= WHAT YOU SHOULD DO =
What follows is a block of records; reproduce all of it verbatim.

==== DATA PROVIDED

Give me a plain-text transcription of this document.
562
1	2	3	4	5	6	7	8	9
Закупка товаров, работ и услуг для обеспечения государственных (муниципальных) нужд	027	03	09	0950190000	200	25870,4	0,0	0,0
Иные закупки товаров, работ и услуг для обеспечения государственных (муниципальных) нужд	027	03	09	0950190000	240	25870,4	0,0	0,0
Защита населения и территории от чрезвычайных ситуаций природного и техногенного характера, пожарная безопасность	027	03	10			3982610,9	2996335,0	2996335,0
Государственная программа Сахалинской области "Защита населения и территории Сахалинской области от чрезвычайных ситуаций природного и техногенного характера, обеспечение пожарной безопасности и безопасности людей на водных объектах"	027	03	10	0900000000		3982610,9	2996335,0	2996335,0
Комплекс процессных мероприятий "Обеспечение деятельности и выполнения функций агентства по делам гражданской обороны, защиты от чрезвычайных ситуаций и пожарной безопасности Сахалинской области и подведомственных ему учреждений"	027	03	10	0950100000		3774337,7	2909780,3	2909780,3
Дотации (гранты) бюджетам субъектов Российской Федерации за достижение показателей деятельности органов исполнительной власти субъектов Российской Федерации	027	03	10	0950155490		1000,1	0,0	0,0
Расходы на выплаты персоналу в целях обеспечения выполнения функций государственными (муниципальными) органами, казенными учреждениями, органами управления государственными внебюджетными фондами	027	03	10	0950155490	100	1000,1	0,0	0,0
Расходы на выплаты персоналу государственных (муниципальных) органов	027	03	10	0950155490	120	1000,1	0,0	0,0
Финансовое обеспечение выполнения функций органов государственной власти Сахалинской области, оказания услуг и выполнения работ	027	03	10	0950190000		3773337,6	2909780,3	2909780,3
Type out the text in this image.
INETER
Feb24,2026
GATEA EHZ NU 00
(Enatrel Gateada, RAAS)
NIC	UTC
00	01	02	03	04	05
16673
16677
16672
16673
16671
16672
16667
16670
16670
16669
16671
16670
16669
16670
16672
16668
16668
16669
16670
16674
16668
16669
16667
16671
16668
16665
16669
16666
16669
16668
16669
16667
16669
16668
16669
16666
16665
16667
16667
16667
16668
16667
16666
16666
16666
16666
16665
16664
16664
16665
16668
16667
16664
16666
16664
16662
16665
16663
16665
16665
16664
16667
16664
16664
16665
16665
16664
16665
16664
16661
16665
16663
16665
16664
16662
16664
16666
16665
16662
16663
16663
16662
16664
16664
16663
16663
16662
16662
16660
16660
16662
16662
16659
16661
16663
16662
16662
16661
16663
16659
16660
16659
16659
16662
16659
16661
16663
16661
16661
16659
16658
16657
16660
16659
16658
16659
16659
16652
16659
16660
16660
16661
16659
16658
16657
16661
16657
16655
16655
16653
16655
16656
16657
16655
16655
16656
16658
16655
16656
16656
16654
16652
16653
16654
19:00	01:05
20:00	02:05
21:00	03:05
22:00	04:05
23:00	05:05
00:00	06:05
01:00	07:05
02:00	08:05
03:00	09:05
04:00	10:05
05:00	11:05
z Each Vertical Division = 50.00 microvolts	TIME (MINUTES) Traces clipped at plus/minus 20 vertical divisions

========

= COMPLETE OUTPUT =
Give me a plain-text transcription of this document.
562
1	2	3	4	5	6	7	8	9
Закупка товаров, работ и услуг для обеспечения государственных (муниципальных) нужд	027	03	09	0950190000	200	25870,4	0,0	0,0
Иные закупки товаров, работ и услуг для обеспечения государственных (муниципальных) нужд	027	03	09	0950190000	240	25870,4	0,0	0,0
Защита населения и территории от чрезвычайных ситуаций природного и техногенного характера, пожарная безопасность	027	03	10			3982610,9	2996335,0	2996335,0
Государственная программа Сахалинской области "Защита населения и территории Сахалинской области от чрезвычайных ситуаций природного и техногенного характера, обеспечение пожарной безопасности и безопасности людей на водных объектах"	027	03	10	0900000000		3982610,9	2996335,0	2996335,0
Комплекс процессных мероприятий "Обеспечение деятельности и выполнения функций агентства по делам гражданской обороны, защиты от чрезвычайных ситуаций и пожарной безопасности Сахалинской области и подведомственных ему учреждений"	027	03	10	0950100000		3774337,7	2909780,3	2909780,3
Дотации (гранты) бюджетам субъектов Российской Федерации за достижение показателей деятельности органов исполнительной власти субъектов Российской Федерации	027	03	10	0950155490		1000,1	0,0	0,0
Расходы на выплаты персоналу в целях обеспечения выполнения функций государственными (муниципальными) органами, казенными учреждениями, органами управления государственными внебюджетными фондами	027	03	10	0950155490	100	1000,1	0,0	0,0
Расходы на выплаты персоналу государственных (муниципальных) органов	027	03	10	0950155490	120	1000,1	0,0	0,0
Финансовое обеспечение выполнения функций органов государственной власти Сахалинской области, оказания услуг и выполнения работ	027	03	10	0950190000		3773337,6	2909780,3	2909780,3
Type out the text in this image.
INETER
Feb24,2026
GATEA EHZ NU 00
(Enatrel Gateada, RAAS)
NIC	UTC
00	01	02	03	04	05
16673
16677
16672
16673
16671
16672
16667
16670
16670
16669
16671
16670
16669
16670
16672
16668
16668
16669
16670
16674
16668
16669
16667
16671
16668
16665
16669
16666
16669
16668
16669
16667
16669
16668
16669
16666
16665
16667
16667
16667
16668
16667
16666
16666
16666
16666
16665
16664
16664
16665
16668
16667
16664
16666
16664
16662
16665
16663
16665
16665
16664
16667
16664
16664
16665
16665
16664
16665
16664
16661
16665
16663
16665
16664
16662
16664
16666
16665
16662
16663
16663
16662
16664
16664
16663
16663
16662
16662
16660
16660
16662
16662
16659
16661
16663
16662
16662
16661
16663
16659
16660
16659
16659
16662
16659
16661
16663
16661
16661
16659
16658
16657
16660
16659
16658
16659
16659
16652
16659
16660
16660
16661
16659
16658
16657
16661
16657
16655
16655
16653
16655
16656
16657
16655
16655
16656
16658
16655
16656
16656
16654
16652
16653
16654
19:00	01:05
20:00	02:05
21:00	03:05
22:00	04:05
23:00	05:05
00:00	06:05
01:00	07:05
02:00	08:05
03:00	09:05
04:00	10:05
05:00	11:05
z Each Vertical Division = 50.00 microvolts	TIME (MINUTES) Traces clipped at plus/minus 20 vertical divisions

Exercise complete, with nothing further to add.